WRITTEN EXERCISE | Retype every row below character for character, leaving out the pictures.
** START INPUT FOR THIS TASK **
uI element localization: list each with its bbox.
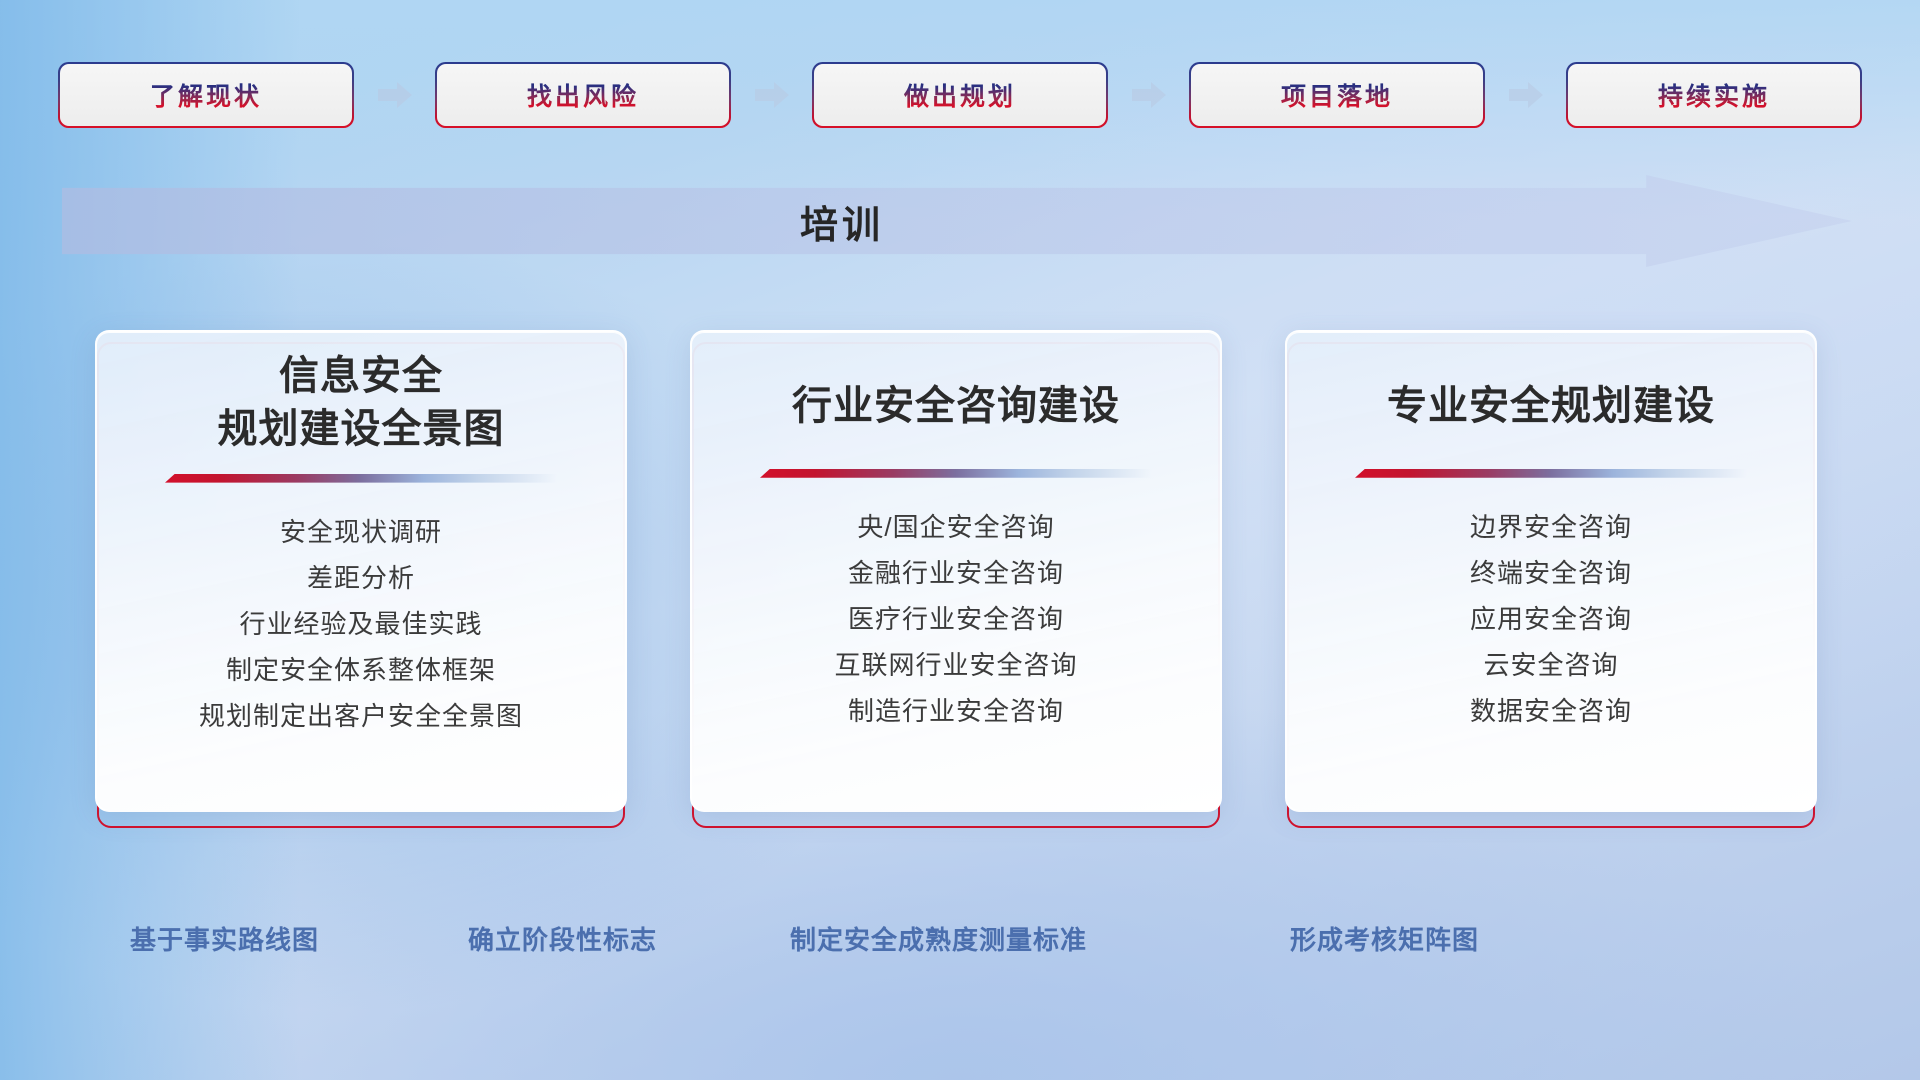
- card-face: 信息安全 规划建设全景图 安全现状调研 差距分析 行业经验及最佳实践 制定安全体…: [95, 330, 627, 812]
- list-item: 互联网行业安全咨询: [692, 642, 1220, 688]
- process-step-label: 找出风险: [527, 77, 639, 113]
- arrow-right-icon: [378, 80, 412, 110]
- process-step-2[interactable]: 找出风险: [437, 64, 729, 126]
- list-item: 医疗行业安全咨询: [692, 596, 1220, 642]
- list-item: 规划制定出客户安全全景图: [97, 693, 625, 739]
- list-item: 数据安全咨询: [1287, 688, 1815, 734]
- process-step-3[interactable]: 做出规划: [814, 64, 1106, 126]
- card-face: 专业安全规划建设 边界安全咨询 终端安全咨询 应用安全咨询 云安全咨询 数据安全…: [1285, 330, 1817, 812]
- list-item: 云安全咨询: [1287, 642, 1815, 688]
- card-title: 行业安全咨询建设: [692, 380, 1220, 433]
- list-item: 差距分析: [97, 555, 625, 601]
- process-step-label: 了解现状: [150, 77, 262, 113]
- card-title-line: 信息安全: [97, 350, 625, 403]
- footnote-label: 形成考核矩阵图: [1290, 920, 1479, 957]
- list-item: 制定安全体系整体框架: [97, 647, 625, 693]
- list-item: 安全现状调研: [97, 509, 625, 555]
- footnote-label: 确立阶段性标志: [468, 920, 657, 957]
- list-item: 行业经验及最佳实践: [97, 601, 625, 647]
- card-face: 行业安全咨询建设 央/国企安全咨询 金融行业安全咨询 医疗行业安全咨询 互联网行…: [690, 330, 1222, 812]
- arrow-right-icon: [1509, 80, 1543, 110]
- capability-card-3[interactable]: 专业安全规划建设 边界安全咨询 终端安全咨询 应用安全咨询 云安全咨询 数据安全…: [1285, 330, 1825, 830]
- footnote-row: 基于事实路线图 确立阶段性标志 制定安全成熟度测量标准 形成考核矩阵图: [0, 920, 1920, 970]
- process-step-row: 了解现状 找出风险 做出规划 项目落地: [60, 64, 1860, 126]
- card-divider: [165, 474, 557, 483]
- process-step-1[interactable]: 了解现状: [60, 64, 352, 126]
- banner-label: 培训: [0, 175, 1737, 267]
- card-item-list: 央/国企安全咨询 金融行业安全咨询 医疗行业安全咨询 互联网行业安全咨询 制造行…: [692, 504, 1220, 734]
- list-item: 金融行业安全咨询: [692, 550, 1220, 596]
- footnote-label: 制定安全成熟度测量标准: [790, 920, 1087, 957]
- list-item: 央/国企安全咨询: [692, 504, 1220, 550]
- card-divider: [760, 469, 1152, 478]
- slide-canvas: 了解现状 找出风险 做出规划 项目落地: [0, 0, 1920, 1080]
- footnote-label: 基于事实路线图: [130, 920, 319, 957]
- card-title: 信息安全 规划建设全景图: [97, 350, 625, 456]
- list-item: 应用安全咨询: [1287, 596, 1815, 642]
- capability-card-1[interactable]: 信息安全 规划建设全景图 安全现状调研 差距分析 行业经验及最佳实践 制定安全体…: [95, 330, 635, 830]
- arrow-right-icon: [755, 80, 789, 110]
- list-item: 制造行业安全咨询: [692, 688, 1220, 734]
- process-step-label: 项目落地: [1281, 77, 1393, 113]
- list-item: 终端安全咨询: [1287, 550, 1815, 596]
- process-step-4[interactable]: 项目落地: [1191, 64, 1483, 126]
- card-title-line: 规划建设全景图: [97, 403, 625, 456]
- process-step-label: 做出规划: [904, 77, 1016, 113]
- capability-card-2[interactable]: 行业安全咨询建设 央/国企安全咨询 金融行业安全咨询 医疗行业安全咨询 互联网行…: [690, 330, 1230, 830]
- capability-card-row: 信息安全 规划建设全景图 安全现状调研 差距分析 行业经验及最佳实践 制定安全体…: [95, 330, 1825, 830]
- card-title-line: 行业安全咨询建设: [692, 380, 1220, 433]
- arrow-right-icon: [1132, 80, 1166, 110]
- card-item-list: 边界安全咨询 终端安全咨询 应用安全咨询 云安全咨询 数据安全咨询: [1287, 504, 1815, 734]
- card-title: 专业安全规划建设: [1287, 380, 1815, 433]
- process-step-label: 持续实施: [1658, 77, 1770, 113]
- training-banner: 培训: [62, 175, 1852, 267]
- list-item: 边界安全咨询: [1287, 504, 1815, 550]
- card-divider: [1355, 469, 1747, 478]
- card-item-list: 安全现状调研 差距分析 行业经验及最佳实践 制定安全体系整体框架 规划制定出客户…: [97, 509, 625, 739]
- card-title-line: 专业安全规划建设: [1287, 380, 1815, 433]
- process-step-5[interactable]: 持续实施: [1568, 64, 1860, 126]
** END INPUT FOR THIS TASK **
SOLVED PROBLEM |
uI element localization: list each with its bbox.
- card-face: 信息安全 规划建设全景图 安全现状调研 差距分析 行业经验及最佳实践 制定安全体…: [95, 330, 627, 812]
- list-item: 互联网行业安全咨询: [692, 642, 1220, 688]
- process-step-label: 找出风险: [527, 77, 639, 113]
- arrow-right-icon: [378, 80, 412, 110]
- process-step-2[interactable]: 找出风险: [437, 64, 729, 126]
- list-item: 医疗行业安全咨询: [692, 596, 1220, 642]
- list-item: 规划制定出客户安全全景图: [97, 693, 625, 739]
- list-item: 数据安全咨询: [1287, 688, 1815, 734]
- process-step-3[interactable]: 做出规划: [814, 64, 1106, 126]
- card-face: 专业安全规划建设 边界安全咨询 终端安全咨询 应用安全咨询 云安全咨询 数据安全…: [1285, 330, 1817, 812]
- list-item: 云安全咨询: [1287, 642, 1815, 688]
- card-title: 行业安全咨询建设: [692, 380, 1220, 433]
- list-item: 差距分析: [97, 555, 625, 601]
- process-step-label: 了解现状: [150, 77, 262, 113]
- card-title-line: 信息安全: [97, 350, 625, 403]
- footnote-label: 形成考核矩阵图: [1290, 920, 1479, 957]
- list-item: 制定安全体系整体框架: [97, 647, 625, 693]
- list-item: 安全现状调研: [97, 509, 625, 555]
- footnote-label: 确立阶段性标志: [468, 920, 657, 957]
- list-item: 行业经验及最佳实践: [97, 601, 625, 647]
- card-face: 行业安全咨询建设 央/国企安全咨询 金融行业安全咨询 医疗行业安全咨询 互联网行…: [690, 330, 1222, 812]
- arrow-right-icon: [1509, 80, 1543, 110]
- capability-card-3[interactable]: 专业安全规划建设 边界安全咨询 终端安全咨询 应用安全咨询 云安全咨询 数据安全…: [1285, 330, 1825, 830]
- footnote-row: 基于事实路线图 确立阶段性标志 制定安全成熟度测量标准 形成考核矩阵图: [0, 920, 1920, 970]
- process-step-row: 了解现状 找出风险 做出规划 项目落地: [60, 64, 1860, 126]
- card-divider: [165, 474, 557, 483]
- process-step-1[interactable]: 了解现状: [60, 64, 352, 126]
- banner-label: 培训: [0, 175, 1737, 267]
- card-item-list: 央/国企安全咨询 金融行业安全咨询 医疗行业安全咨询 互联网行业安全咨询 制造行…: [692, 504, 1220, 734]
- list-item: 金融行业安全咨询: [692, 550, 1220, 596]
- footnote-label: 制定安全成熟度测量标准: [790, 920, 1087, 957]
- list-item: 央/国企安全咨询: [692, 504, 1220, 550]
- card-divider: [760, 469, 1152, 478]
- slide-canvas: 了解现状 找出风险 做出规划 项目落地: [0, 0, 1920, 1080]
- footnote-label: 基于事实路线图: [130, 920, 319, 957]
- card-title: 信息安全 规划建设全景图: [97, 350, 625, 456]
- list-item: 应用安全咨询: [1287, 596, 1815, 642]
- capability-card-1[interactable]: 信息安全 规划建设全景图 安全现状调研 差距分析 行业经验及最佳实践 制定安全体…: [95, 330, 635, 830]
- arrow-right-icon: [755, 80, 789, 110]
- list-item: 制造行业安全咨询: [692, 688, 1220, 734]
- process-step-label: 项目落地: [1281, 77, 1393, 113]
- list-item: 终端安全咨询: [1287, 550, 1815, 596]
- process-step-4[interactable]: 项目落地: [1191, 64, 1483, 126]
- card-title-line: 规划建设全景图: [97, 403, 625, 456]
- process-step-label: 做出规划: [904, 77, 1016, 113]
- capability-card-2[interactable]: 行业安全咨询建设 央/国企安全咨询 金融行业安全咨询 医疗行业安全咨询 互联网行…: [690, 330, 1230, 830]
- capability-card-row: 信息安全 规划建设全景图 安全现状调研 差距分析 行业经验及最佳实践 制定安全体…: [95, 330, 1825, 830]
- card-title-line: 行业安全咨询建设: [692, 380, 1220, 433]
- arrow-right-icon: [1132, 80, 1166, 110]
- card-item-list: 边界安全咨询 终端安全咨询 应用安全咨询 云安全咨询 数据安全咨询: [1287, 504, 1815, 734]
- card-title: 专业安全规划建设: [1287, 380, 1815, 433]
- process-step-label: 持续实施: [1658, 77, 1770, 113]
- training-banner: 培训: [62, 175, 1852, 267]
- list-item: 边界安全咨询: [1287, 504, 1815, 550]
- card-divider: [1355, 469, 1747, 478]
- card-item-list: 安全现状调研 差距分析 行业经验及最佳实践 制定安全体系整体框架 规划制定出客户…: [97, 509, 625, 739]
- card-title-line: 专业安全规划建设: [1287, 380, 1815, 433]
- process-step-5[interactable]: 持续实施: [1568, 64, 1860, 126]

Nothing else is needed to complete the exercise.